→ **RECORD EXCERPTS**
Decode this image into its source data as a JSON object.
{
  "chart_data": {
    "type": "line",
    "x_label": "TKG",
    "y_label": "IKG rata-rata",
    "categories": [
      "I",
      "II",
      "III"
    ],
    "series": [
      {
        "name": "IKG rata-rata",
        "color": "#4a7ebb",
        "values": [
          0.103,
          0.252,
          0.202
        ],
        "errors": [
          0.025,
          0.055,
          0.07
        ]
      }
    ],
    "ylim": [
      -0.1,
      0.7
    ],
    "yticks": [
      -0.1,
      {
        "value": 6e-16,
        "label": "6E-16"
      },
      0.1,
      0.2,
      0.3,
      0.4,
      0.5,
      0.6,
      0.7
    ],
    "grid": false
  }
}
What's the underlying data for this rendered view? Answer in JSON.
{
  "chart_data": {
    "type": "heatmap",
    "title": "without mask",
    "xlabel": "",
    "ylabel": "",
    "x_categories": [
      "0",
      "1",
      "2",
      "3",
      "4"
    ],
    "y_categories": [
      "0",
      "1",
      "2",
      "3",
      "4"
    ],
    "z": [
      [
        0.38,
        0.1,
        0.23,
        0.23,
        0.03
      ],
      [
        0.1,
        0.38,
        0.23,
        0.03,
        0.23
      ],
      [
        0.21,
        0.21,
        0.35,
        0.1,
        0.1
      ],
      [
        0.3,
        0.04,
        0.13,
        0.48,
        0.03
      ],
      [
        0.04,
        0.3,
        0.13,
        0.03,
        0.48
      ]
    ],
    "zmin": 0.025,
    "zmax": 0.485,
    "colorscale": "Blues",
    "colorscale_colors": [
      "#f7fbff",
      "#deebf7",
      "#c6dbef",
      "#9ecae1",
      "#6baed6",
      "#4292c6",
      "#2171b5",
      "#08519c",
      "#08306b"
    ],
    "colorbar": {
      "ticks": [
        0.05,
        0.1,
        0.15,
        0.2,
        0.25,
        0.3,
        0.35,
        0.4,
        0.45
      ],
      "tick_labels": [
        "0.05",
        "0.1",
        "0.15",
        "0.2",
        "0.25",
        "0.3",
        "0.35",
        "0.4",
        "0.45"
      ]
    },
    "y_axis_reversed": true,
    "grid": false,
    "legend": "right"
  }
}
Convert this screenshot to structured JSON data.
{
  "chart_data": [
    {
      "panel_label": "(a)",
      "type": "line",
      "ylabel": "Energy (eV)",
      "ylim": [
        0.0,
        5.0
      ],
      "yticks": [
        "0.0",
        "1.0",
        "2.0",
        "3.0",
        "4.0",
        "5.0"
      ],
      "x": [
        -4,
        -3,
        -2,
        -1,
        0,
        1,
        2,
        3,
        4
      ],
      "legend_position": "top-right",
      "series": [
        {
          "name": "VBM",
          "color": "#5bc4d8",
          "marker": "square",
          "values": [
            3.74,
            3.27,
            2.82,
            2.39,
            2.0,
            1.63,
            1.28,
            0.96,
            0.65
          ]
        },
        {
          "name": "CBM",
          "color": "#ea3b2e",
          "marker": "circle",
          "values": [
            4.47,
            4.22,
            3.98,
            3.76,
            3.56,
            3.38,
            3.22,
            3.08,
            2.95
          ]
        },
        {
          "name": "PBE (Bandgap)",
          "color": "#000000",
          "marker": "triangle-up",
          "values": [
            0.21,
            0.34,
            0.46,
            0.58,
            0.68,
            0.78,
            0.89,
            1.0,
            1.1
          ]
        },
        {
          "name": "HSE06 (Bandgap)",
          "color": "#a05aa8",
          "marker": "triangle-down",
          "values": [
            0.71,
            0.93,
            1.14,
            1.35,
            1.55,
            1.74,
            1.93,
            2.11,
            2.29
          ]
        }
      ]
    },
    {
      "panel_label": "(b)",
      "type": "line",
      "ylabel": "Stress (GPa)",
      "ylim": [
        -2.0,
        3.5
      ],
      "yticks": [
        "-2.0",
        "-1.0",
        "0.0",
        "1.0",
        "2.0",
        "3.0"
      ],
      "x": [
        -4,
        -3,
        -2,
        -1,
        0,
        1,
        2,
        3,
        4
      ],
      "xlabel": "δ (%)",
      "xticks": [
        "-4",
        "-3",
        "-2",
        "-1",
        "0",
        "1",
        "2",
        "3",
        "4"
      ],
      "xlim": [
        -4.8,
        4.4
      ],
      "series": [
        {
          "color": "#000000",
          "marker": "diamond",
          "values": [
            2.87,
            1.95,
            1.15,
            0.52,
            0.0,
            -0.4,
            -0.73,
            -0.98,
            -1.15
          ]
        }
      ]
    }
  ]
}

→ **WHAT IS REQUIRED**
Using the records above, gather all lines where the string "ylabel" is present.

→ **WRITTEN SOLUTION**
    "ylabel": "",
      "ylabel": "Energy (eV)",
      "ylabel": "Stress (GPa)",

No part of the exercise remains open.